Return all lines that include the string "Show".

-- begin Data rows --

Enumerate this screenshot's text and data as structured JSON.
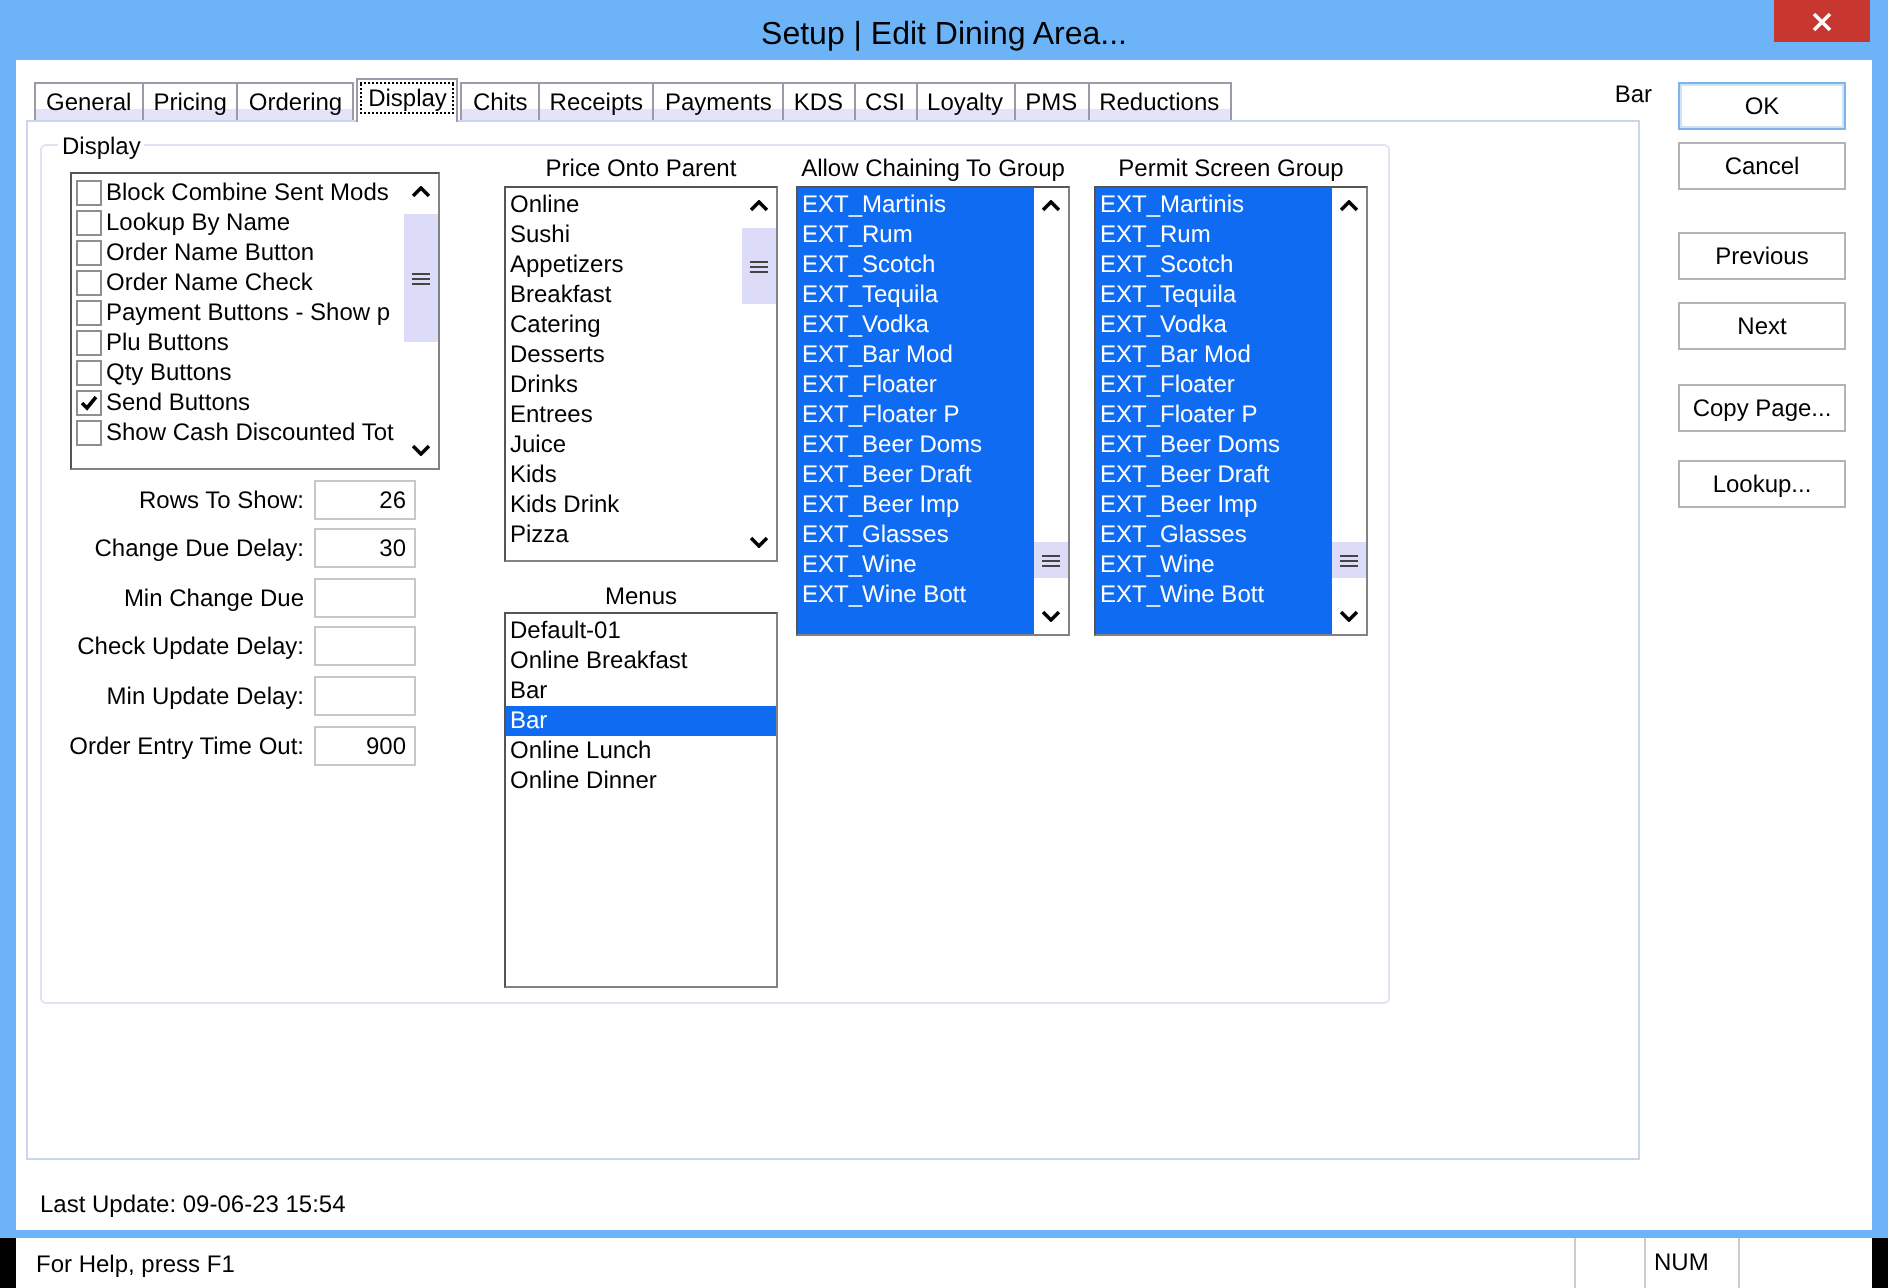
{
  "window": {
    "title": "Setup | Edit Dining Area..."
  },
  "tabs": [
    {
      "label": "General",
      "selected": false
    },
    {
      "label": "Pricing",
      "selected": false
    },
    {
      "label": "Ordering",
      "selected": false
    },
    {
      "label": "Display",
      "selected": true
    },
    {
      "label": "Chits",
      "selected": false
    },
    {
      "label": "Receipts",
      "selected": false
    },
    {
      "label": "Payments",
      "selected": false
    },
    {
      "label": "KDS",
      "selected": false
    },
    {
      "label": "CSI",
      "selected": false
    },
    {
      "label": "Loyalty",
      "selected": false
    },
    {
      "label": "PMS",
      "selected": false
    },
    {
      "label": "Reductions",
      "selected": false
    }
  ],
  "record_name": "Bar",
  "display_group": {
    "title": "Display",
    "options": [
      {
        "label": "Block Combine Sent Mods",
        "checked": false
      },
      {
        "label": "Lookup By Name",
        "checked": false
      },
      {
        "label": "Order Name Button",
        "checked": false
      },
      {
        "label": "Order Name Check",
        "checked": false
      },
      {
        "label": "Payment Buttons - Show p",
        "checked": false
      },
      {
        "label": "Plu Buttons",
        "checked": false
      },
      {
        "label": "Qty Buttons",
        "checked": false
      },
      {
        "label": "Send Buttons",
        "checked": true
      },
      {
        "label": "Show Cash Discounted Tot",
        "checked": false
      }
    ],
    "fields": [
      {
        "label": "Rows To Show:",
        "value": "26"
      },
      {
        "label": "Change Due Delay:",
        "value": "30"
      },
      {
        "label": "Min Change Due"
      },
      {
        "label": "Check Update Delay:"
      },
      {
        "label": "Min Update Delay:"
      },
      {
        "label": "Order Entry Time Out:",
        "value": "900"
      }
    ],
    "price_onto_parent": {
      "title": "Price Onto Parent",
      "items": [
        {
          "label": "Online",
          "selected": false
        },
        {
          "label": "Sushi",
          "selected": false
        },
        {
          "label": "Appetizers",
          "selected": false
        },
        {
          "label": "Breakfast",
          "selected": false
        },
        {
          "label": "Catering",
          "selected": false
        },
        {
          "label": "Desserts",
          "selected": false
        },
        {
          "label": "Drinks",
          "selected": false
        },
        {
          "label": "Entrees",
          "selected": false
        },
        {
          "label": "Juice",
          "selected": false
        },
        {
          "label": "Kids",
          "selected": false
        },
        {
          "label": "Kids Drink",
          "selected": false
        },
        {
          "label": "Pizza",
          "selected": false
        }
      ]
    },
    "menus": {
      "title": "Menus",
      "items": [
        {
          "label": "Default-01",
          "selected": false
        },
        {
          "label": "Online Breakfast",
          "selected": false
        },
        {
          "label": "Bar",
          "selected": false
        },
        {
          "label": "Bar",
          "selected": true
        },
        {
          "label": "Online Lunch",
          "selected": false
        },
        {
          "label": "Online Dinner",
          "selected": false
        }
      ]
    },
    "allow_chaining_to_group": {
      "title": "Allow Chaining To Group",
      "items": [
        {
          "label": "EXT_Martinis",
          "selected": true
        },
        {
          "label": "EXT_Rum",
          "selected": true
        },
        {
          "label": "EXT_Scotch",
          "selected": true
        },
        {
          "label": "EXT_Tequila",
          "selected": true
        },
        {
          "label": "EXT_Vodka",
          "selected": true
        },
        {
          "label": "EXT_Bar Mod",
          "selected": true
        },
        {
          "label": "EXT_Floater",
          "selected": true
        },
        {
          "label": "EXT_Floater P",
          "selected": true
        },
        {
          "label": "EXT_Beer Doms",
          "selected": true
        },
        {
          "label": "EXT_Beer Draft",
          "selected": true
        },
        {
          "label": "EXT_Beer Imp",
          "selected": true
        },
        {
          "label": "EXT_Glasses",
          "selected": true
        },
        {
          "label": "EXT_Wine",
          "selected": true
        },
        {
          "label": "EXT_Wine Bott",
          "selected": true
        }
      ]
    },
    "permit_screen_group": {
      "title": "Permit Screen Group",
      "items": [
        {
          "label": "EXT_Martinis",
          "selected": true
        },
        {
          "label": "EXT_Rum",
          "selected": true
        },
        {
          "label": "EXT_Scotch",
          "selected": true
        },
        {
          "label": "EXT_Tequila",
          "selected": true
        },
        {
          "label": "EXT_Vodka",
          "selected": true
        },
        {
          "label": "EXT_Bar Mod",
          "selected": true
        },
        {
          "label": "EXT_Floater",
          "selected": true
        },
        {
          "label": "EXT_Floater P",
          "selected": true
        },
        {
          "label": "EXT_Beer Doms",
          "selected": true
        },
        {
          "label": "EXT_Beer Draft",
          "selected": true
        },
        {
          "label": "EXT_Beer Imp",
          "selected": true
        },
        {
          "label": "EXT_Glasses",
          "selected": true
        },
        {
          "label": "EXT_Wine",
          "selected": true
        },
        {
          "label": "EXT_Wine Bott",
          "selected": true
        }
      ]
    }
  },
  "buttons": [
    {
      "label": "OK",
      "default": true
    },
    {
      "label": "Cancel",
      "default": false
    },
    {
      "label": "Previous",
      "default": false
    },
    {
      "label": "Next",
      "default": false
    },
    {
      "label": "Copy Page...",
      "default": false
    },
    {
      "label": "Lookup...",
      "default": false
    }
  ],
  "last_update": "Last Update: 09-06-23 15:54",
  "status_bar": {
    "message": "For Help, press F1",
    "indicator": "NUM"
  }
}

-- end Data rows --
-- begin Data rows --

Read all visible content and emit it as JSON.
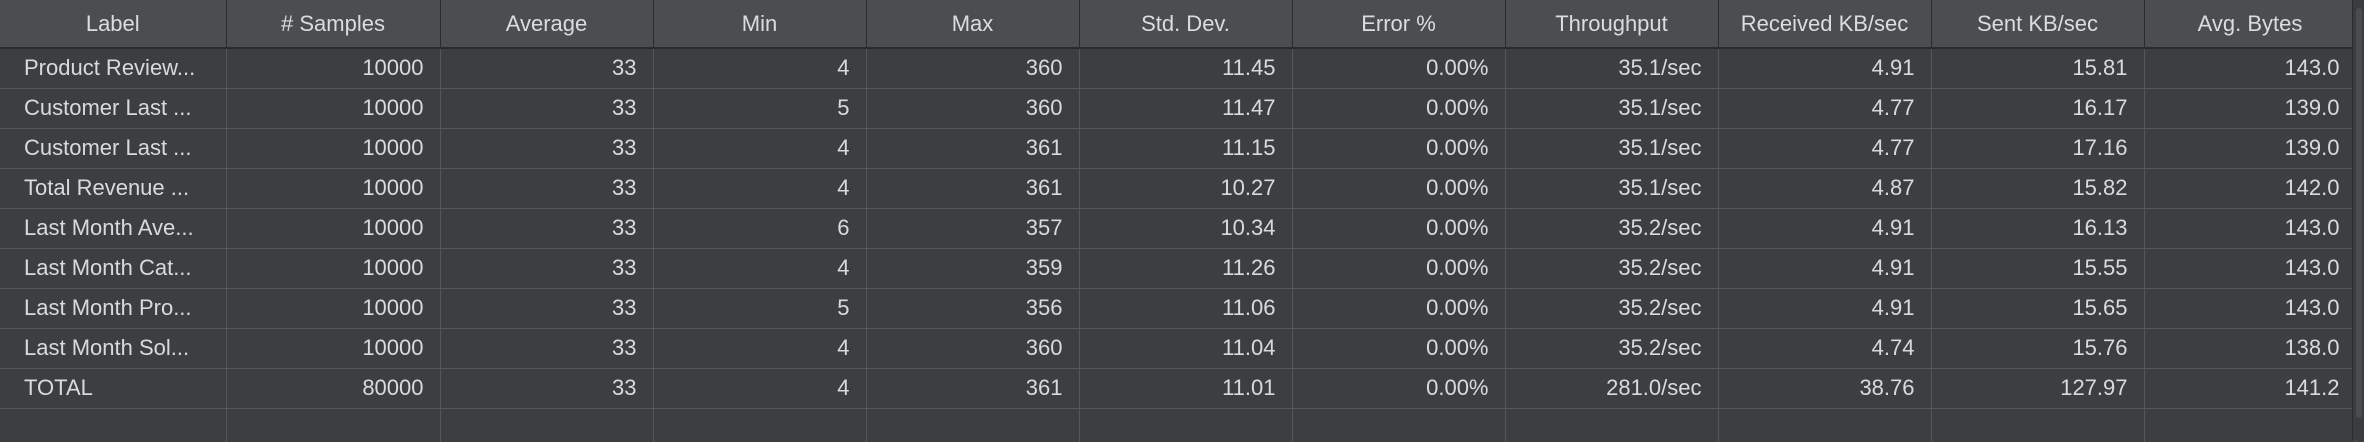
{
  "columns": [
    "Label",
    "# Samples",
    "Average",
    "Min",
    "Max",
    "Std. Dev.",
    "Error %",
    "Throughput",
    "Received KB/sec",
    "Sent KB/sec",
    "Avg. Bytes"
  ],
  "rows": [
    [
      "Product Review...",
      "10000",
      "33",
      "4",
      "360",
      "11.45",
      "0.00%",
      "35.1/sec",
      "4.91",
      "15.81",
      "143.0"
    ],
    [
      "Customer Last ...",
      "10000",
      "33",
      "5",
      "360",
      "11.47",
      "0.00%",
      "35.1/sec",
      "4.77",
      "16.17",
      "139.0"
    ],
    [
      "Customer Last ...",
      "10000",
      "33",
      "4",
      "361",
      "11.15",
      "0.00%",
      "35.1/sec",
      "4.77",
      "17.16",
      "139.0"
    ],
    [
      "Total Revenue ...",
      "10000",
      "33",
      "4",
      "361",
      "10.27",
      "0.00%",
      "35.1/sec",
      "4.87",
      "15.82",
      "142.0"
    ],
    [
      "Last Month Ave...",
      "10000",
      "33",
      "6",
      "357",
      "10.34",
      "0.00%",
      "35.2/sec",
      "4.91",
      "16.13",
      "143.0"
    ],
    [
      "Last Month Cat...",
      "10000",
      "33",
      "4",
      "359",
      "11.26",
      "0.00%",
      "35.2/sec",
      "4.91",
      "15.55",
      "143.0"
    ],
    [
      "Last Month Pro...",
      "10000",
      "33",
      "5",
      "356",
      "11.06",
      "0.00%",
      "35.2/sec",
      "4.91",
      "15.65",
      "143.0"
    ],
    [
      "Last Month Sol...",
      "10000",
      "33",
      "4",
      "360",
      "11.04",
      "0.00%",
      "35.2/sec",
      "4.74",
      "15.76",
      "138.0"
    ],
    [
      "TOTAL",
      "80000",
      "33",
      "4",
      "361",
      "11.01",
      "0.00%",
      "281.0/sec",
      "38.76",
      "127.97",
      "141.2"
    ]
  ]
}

-- end Data rows --

**Complete response:**
        "label": "Payment Buttons - Show p",
        "label": "Show Cash Discounted Tot",
        "label": "Rows To Show:",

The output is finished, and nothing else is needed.